WORK TO DO. Go through the material below and copy all lines with "GelMA".

RECORDS SUPPLIED.
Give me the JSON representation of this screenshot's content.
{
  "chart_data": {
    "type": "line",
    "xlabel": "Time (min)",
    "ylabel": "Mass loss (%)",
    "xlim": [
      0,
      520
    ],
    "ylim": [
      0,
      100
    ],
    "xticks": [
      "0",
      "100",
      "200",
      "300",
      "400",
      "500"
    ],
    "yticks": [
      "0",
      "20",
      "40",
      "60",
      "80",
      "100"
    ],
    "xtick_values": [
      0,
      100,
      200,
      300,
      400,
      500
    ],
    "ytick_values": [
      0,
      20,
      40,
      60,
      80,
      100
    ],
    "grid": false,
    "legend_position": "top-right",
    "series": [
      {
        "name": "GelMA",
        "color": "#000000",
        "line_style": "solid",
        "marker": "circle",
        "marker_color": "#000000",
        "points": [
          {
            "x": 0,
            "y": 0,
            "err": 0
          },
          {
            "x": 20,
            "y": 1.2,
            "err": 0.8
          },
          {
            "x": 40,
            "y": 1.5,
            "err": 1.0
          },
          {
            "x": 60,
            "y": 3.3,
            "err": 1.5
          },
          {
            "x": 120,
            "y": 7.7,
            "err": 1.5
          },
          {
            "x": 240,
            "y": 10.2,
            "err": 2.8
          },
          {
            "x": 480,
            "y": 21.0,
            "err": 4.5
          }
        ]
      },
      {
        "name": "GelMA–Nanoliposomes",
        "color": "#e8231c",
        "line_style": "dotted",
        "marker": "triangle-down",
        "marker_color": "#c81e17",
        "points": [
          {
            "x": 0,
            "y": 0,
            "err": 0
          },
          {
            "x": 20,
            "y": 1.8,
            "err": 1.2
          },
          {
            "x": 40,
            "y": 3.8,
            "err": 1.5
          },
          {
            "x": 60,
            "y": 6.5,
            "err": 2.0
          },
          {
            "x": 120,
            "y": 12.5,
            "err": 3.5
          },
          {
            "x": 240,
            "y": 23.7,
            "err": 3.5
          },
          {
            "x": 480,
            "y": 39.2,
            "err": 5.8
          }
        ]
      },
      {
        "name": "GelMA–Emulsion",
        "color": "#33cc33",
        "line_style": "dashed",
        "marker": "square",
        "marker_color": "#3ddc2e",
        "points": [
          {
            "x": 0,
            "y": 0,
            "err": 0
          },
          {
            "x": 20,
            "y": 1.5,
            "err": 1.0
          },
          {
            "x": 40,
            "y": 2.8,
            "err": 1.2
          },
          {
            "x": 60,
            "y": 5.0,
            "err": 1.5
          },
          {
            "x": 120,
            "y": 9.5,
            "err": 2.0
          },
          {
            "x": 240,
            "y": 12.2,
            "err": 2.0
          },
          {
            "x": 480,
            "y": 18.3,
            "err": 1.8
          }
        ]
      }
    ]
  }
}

WRITTEN SOLUTION.
        "name": "GelMA",
        "name": "GelMA–Nanoliposomes",
        "name": "GelMA–Emulsion",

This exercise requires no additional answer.